• AIM OF THE TASK: Note each line that includes the word "Output". Copy those lines.

-- BEGIN --

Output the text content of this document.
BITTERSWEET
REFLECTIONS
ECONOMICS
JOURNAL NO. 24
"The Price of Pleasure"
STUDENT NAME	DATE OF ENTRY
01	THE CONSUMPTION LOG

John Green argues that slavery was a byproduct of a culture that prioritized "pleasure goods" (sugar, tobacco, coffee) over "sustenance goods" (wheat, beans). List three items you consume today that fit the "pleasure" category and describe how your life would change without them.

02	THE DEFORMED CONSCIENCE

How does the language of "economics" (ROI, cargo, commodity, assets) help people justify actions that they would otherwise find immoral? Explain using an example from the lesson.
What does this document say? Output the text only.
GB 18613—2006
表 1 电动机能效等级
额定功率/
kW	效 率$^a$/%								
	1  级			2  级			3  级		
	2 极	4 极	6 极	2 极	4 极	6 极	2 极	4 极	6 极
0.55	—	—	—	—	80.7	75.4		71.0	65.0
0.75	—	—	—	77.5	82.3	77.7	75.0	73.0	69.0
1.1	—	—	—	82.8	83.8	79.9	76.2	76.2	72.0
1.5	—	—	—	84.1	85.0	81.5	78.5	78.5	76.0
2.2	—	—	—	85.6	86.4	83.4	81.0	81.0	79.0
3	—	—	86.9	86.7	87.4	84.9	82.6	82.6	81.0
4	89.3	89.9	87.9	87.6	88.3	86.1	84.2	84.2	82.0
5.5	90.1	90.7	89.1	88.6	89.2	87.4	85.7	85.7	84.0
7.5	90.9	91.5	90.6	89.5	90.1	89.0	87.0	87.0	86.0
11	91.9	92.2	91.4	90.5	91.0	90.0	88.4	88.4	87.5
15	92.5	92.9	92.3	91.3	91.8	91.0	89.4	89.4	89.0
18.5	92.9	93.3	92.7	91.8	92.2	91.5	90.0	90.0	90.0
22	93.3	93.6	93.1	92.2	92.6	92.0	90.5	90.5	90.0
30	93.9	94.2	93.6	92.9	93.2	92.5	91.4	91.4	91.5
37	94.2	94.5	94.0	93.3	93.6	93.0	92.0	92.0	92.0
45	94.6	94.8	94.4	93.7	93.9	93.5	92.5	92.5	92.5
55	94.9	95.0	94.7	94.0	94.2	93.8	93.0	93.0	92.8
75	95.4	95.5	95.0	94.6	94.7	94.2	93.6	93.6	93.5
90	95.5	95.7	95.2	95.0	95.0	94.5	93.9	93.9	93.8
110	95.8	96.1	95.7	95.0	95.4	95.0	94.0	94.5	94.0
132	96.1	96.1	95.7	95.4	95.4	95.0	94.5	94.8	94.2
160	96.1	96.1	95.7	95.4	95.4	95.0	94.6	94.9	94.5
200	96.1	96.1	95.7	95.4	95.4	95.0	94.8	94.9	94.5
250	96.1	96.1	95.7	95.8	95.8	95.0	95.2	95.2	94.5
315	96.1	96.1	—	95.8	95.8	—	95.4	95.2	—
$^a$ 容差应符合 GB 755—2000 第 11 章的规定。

-- END --

• WRITTEN REPLY:
Output the text content of this document.
What does this document say? Output the text only.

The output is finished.